>> BEGIN
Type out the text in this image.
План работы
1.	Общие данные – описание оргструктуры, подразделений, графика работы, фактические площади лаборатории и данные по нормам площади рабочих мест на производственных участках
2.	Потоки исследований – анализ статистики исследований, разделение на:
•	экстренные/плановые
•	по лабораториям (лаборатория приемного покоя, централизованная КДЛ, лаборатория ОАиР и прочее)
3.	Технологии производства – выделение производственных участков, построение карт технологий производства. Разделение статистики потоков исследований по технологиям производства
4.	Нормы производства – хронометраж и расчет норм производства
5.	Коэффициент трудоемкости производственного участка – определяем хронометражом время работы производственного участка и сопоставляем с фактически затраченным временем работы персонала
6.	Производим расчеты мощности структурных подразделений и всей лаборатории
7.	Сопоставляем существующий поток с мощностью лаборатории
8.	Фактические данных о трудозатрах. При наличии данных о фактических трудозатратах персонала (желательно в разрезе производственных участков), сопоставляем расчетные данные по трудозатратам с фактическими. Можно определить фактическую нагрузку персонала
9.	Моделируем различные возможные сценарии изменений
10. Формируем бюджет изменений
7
>> END
### TASK OBJECTIVE:
Could you quote the material above in full, exactly as it stands?

### TASK RESPONSE:
Type out the text in this image.
План работы
1.	Общие данные – описание оргструктуры, подразделений, графика работы, фактические площади лаборатории и данные по нормам площади рабочих мест на производственных участках
2.	Потоки исследований – анализ статистики исследований, разделение на:
•	экстренные/плановые
•	по лабораториям (лаборатория приемного покоя, централизованная КДЛ, лаборатория ОАиР и прочее)
3.	Технологии производства – выделение производственных участков, построение карт технологий производства. Разделение статистики потоков исследований по технологиям производства
4.	Нормы производства – хронометраж и расчет норм производства
5.	Коэффициент трудоемкости производственного участка – определяем хронометражом время работы производственного участка и сопоставляем с фактически затраченным временем работы персонала
6.	Производим расчеты мощности структурных подразделений и всей лаборатории
7.	Сопоставляем существующий поток с мощностью лаборатории
8.	Фактические данных о трудозатрах. При наличии данных о фактических трудозатратах персонала (желательно в разрезе производственных участков), сопоставляем расчетные данные по трудозатратам с фактическими. Можно определить фактическую нагрузку персонала
9.	Моделируем различные возможные сценарии изменений
10. Формируем бюджет изменений
7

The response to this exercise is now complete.